Gather every line from the entries below that includes "sender".

── Records for processing

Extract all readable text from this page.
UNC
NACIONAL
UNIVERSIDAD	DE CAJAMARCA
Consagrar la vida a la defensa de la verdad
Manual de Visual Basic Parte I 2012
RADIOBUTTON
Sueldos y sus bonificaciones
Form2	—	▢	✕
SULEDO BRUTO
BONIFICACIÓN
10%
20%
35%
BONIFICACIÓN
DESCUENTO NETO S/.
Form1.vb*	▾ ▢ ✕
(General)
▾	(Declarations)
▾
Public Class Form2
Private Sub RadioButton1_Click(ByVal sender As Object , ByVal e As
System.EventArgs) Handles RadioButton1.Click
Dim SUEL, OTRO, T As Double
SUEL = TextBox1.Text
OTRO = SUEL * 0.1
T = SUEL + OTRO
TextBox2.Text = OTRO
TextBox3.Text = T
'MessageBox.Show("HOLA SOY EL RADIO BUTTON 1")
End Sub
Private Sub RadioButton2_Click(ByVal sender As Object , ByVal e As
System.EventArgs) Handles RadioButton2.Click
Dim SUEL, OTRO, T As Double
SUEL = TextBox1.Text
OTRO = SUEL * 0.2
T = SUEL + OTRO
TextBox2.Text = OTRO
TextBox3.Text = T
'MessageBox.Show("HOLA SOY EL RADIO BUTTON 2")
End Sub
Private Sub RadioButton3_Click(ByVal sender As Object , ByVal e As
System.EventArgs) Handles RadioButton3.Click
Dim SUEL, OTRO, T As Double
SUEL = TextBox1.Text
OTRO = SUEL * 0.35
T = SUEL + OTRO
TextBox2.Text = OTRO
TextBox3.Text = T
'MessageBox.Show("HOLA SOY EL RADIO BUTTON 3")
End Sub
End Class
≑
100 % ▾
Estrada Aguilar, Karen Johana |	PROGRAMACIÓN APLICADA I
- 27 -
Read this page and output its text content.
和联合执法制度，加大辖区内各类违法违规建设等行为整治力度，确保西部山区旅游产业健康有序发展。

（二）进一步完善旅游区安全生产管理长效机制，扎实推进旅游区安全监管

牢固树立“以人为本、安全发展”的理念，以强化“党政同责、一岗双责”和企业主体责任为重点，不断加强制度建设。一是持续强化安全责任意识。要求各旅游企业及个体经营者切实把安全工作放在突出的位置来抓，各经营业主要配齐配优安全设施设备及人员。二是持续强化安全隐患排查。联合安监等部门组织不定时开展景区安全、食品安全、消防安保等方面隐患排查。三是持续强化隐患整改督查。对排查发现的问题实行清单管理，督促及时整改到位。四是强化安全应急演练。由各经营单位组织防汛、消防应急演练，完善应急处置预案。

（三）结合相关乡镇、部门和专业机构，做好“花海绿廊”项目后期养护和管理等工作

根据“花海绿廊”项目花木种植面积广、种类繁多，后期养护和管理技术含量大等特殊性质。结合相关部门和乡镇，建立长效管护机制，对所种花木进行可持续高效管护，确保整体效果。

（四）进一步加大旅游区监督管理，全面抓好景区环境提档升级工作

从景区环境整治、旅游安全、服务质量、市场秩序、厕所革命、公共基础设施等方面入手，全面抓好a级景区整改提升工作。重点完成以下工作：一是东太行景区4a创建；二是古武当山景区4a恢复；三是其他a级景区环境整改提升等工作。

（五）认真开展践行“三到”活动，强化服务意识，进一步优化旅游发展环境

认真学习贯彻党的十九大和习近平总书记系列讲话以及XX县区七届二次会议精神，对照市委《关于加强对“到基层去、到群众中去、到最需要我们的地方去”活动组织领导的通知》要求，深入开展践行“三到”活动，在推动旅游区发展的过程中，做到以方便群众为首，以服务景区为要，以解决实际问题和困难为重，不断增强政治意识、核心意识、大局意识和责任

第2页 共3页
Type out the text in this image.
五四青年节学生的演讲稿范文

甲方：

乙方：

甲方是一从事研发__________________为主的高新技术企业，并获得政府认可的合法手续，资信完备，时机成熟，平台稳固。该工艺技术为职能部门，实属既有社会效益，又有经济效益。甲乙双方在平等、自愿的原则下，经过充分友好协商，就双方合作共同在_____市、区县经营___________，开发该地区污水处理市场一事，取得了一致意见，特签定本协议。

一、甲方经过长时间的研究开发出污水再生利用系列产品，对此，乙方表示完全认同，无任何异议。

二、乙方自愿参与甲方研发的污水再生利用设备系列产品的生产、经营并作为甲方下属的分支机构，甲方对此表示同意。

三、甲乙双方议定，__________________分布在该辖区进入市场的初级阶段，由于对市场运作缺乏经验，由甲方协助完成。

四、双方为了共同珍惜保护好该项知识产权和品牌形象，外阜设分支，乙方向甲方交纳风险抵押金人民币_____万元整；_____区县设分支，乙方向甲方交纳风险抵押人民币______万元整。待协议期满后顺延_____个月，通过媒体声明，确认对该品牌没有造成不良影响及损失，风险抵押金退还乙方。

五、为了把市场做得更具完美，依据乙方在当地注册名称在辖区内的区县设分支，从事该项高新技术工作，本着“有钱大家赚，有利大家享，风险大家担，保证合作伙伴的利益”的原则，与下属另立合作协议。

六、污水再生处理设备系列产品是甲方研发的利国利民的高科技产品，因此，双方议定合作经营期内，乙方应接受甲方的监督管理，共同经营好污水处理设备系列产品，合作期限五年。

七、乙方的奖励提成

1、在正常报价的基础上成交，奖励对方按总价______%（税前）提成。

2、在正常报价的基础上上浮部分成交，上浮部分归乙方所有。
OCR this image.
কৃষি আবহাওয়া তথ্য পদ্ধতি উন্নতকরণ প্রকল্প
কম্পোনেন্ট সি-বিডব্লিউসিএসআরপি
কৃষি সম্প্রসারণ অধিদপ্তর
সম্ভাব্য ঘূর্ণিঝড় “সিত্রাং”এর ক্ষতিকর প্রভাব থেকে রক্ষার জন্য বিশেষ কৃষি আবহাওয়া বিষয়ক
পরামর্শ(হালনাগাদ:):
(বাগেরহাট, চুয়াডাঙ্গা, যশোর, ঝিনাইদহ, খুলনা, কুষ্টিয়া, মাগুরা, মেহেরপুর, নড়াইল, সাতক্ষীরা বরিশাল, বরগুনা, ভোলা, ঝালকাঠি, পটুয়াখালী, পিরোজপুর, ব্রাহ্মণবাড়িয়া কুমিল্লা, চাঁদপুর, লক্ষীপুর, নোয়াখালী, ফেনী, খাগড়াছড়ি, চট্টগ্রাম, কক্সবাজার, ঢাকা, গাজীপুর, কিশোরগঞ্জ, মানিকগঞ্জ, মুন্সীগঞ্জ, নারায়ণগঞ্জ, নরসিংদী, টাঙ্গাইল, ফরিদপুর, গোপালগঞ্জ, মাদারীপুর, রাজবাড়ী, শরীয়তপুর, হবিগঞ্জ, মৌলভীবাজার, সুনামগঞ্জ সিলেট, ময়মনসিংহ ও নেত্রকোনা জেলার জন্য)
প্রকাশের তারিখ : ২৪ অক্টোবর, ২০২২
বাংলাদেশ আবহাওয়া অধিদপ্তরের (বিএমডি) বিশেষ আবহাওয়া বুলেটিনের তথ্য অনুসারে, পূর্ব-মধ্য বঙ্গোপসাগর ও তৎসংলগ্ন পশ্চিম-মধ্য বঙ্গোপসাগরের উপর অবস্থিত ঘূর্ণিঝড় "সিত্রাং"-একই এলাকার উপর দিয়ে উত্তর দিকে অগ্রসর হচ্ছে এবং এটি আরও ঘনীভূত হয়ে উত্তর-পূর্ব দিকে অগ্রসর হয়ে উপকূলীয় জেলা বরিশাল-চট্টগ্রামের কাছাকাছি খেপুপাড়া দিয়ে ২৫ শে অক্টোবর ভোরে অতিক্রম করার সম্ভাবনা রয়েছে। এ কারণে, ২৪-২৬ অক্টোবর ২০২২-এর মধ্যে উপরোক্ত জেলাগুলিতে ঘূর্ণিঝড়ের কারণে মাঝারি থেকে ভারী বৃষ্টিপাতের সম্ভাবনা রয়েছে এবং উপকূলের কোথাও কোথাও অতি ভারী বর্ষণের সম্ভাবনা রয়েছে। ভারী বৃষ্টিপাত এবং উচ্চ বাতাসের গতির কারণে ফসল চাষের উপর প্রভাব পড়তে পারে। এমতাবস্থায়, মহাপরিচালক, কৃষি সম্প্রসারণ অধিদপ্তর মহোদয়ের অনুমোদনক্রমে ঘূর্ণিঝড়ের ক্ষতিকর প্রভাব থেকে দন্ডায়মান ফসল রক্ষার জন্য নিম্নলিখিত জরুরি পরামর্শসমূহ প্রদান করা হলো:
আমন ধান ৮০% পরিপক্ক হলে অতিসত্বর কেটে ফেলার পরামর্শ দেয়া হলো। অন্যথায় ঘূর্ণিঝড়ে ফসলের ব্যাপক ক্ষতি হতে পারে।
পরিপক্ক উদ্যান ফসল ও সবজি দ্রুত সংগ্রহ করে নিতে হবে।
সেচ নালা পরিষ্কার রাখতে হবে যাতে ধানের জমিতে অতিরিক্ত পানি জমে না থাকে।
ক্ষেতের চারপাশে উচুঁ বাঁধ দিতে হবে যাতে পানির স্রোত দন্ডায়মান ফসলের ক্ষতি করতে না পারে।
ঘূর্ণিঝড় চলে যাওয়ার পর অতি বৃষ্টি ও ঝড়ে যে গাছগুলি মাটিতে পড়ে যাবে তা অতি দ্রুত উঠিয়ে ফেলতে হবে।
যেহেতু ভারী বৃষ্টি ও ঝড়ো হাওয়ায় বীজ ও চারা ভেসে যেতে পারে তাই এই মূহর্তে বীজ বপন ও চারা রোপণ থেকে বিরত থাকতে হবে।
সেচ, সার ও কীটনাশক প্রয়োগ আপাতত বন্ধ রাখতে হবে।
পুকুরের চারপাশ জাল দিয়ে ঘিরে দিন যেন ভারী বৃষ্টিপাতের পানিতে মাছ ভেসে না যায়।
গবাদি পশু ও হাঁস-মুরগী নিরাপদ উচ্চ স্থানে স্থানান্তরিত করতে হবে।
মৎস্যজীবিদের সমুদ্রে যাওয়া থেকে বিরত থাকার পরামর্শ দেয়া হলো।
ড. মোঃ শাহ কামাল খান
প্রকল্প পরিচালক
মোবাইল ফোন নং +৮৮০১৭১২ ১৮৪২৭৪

────

▶ [Output for this task]
Private Sub RadioButton1_Click(ByVal sender As Object , ByVal e As
Private Sub RadioButton2_Click(ByVal sender As Object , ByVal e As
Private Sub RadioButton3_Click(ByVal sender As Object , ByVal e As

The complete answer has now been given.